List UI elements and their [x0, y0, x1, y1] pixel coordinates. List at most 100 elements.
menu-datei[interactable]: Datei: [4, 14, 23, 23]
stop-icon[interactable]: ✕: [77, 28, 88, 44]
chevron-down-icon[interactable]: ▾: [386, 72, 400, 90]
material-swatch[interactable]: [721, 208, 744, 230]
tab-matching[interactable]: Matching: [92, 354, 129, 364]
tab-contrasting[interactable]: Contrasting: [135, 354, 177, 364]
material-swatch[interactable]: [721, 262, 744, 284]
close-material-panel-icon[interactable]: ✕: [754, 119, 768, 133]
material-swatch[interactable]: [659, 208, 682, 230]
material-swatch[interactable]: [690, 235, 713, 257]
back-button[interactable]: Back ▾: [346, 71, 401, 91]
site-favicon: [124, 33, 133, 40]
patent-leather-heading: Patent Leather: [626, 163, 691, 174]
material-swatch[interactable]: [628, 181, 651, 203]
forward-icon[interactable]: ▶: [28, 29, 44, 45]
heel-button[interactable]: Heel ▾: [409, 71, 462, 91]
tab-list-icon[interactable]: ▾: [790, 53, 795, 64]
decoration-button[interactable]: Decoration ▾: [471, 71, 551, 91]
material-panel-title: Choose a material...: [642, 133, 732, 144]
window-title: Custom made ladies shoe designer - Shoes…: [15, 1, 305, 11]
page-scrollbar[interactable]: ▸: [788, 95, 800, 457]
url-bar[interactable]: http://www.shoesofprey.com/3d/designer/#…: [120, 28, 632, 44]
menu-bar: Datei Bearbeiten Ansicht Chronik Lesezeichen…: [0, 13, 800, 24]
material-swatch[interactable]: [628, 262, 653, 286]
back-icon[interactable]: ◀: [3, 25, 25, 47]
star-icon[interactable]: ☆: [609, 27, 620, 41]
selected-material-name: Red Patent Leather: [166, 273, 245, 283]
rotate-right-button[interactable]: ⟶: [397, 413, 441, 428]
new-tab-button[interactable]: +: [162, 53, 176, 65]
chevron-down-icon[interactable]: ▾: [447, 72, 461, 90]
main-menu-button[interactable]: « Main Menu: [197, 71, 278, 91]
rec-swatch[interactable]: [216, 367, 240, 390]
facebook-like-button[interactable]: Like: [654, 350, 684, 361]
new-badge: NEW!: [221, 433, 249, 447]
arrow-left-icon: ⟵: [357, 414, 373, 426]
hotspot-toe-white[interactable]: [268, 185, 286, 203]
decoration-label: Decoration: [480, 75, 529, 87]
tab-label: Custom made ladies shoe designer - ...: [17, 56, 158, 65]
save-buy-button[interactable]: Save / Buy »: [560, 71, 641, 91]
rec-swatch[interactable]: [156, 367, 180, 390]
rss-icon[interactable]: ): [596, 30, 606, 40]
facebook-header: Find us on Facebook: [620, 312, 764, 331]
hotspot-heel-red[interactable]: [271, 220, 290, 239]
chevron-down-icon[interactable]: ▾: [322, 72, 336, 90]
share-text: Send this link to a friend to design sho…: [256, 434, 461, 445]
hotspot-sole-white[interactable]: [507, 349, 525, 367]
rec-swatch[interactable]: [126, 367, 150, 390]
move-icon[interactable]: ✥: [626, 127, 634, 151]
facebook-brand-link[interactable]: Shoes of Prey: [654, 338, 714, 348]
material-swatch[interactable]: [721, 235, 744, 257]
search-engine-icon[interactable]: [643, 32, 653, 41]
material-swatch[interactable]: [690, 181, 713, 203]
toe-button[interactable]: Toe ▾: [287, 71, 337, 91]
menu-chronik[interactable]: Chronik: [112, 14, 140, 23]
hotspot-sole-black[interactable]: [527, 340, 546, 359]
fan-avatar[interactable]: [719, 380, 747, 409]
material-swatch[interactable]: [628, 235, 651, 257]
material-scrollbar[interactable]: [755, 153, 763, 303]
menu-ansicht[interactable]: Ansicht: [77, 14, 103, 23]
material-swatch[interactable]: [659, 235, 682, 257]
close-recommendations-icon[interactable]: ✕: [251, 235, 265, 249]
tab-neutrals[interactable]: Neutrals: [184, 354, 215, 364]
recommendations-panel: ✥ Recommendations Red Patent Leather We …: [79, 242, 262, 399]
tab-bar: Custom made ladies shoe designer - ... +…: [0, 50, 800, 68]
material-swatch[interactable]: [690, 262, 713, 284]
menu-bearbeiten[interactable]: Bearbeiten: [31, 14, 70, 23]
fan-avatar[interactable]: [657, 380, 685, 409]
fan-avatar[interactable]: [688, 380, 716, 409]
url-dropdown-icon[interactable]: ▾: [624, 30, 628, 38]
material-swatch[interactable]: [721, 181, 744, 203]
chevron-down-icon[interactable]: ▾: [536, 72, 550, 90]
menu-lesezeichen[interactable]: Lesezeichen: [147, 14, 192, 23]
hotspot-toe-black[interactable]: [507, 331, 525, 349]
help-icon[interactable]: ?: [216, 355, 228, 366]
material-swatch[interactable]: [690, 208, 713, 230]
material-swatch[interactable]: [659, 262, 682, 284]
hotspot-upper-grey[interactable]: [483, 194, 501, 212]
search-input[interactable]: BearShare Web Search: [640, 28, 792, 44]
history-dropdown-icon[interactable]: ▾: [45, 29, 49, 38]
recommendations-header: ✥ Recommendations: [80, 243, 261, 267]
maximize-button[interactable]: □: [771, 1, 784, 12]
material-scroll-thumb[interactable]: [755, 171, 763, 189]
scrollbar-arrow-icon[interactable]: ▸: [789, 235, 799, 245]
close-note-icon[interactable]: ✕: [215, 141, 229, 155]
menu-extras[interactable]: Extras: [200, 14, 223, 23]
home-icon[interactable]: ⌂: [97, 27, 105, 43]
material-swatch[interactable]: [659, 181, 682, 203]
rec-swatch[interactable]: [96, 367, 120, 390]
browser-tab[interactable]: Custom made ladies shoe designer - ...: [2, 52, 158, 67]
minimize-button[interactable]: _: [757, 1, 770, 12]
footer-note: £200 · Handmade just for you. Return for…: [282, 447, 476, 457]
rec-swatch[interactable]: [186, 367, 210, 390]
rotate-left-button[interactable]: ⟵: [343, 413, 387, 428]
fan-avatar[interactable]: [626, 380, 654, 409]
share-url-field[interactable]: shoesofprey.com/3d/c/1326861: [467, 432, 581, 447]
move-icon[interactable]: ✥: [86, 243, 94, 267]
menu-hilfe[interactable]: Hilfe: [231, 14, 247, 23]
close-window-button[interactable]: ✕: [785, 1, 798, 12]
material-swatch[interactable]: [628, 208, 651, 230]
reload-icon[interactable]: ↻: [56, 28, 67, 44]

■ **Exercise**
Format the data from its first line through the line containing "close-material-panel-icon[interactable]: ✕: [754, 119, 768, 133]", inclusive, as a JSON list of strings with one string per line, omitting any blank lines.

■ **Task answer**
[
  "List UI elements and their [x0, y0, x1, y1] pixel coordinates. List at most 100 elements.",
  "menu-datei[interactable]: Datei: [4, 14, 23, 23]",
  "stop-icon[interactable]: ✕: [77, 28, 88, 44]",
  "chevron-down-icon[interactable]: ▾: [386, 72, 400, 90]",
  "material-swatch[interactable]: [721, 208, 744, 230]",
  "tab-matching[interactable]: Matching: [92, 354, 129, 364]",
  "tab-contrasting[interactable]: Contrasting: [135, 354, 177, 364]",
  "material-swatch[interactable]: [721, 262, 744, 284]",
  "close-material-panel-icon[interactable]: ✕: [754, 119, 768, 133]"
]